Request ->
Quote, verbatim, all material below, without pictures.

Items listed in a dataset
________________________________________

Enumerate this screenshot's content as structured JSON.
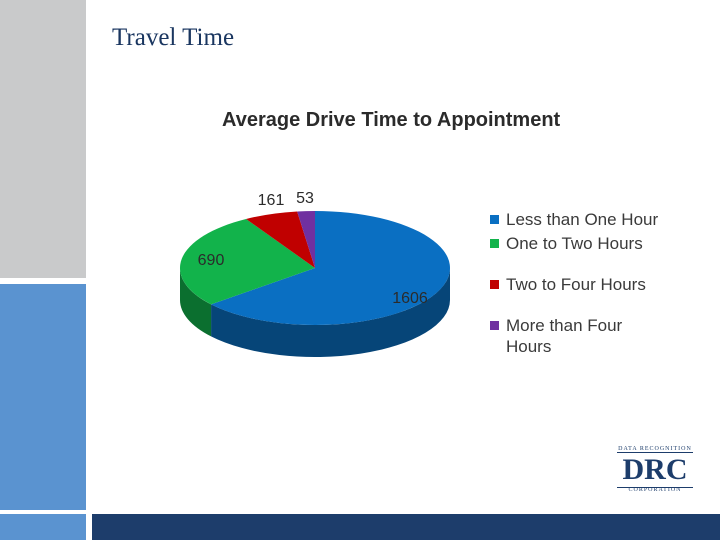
{
  "slide": {
    "title": "Travel Time"
  },
  "chart_data": {
    "type": "pie",
    "title": "Average Drive Time to Appointment",
    "categories": [
      "Less than One Hour",
      "One to Two Hours",
      "Two to Four Hours",
      "More than Four Hours"
    ],
    "values": [
      1606,
      690,
      161,
      53
    ],
    "colors": [
      "#0a6fc2",
      "#12b34b",
      "#c00000",
      "#7030a0"
    ],
    "style": "3d-pie",
    "legend_position": "right"
  },
  "logo": {
    "top": "DATA RECOGNITION",
    "main": "DRC",
    "bottom": "CORPORATION"
  },
  "theme": {
    "navy": "#1d3d6b",
    "side_blue": "#5a93d0",
    "side_gray": "#c9cacb"
  }
}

________________________________________

Exercise solution ->
Enumerate this screenshot's content as structured JSON.
{
  "slide": {
    "title": "Travel Time"
  },
  "chart_data": {
    "type": "pie",
    "title": "Average Drive Time to Appointment",
    "categories": [
      "Less than One Hour",
      "One to Two Hours",
      "Two to Four Hours",
      "More than Four Hours"
    ],
    "values": [
      1606,
      690,
      161,
      53
    ],
    "colors": [
      "#0a6fc2",
      "#12b34b",
      "#c00000",
      "#7030a0"
    ],
    "style": "3d-pie",
    "legend_position": "right"
  },
  "logo": {
    "top": "DATA RECOGNITION",
    "main": "DRC",
    "bottom": "CORPORATION"
  },
  "theme": {
    "navy": "#1d3d6b",
    "side_blue": "#5a93d0",
    "side_gray": "#c9cacb"
  }
}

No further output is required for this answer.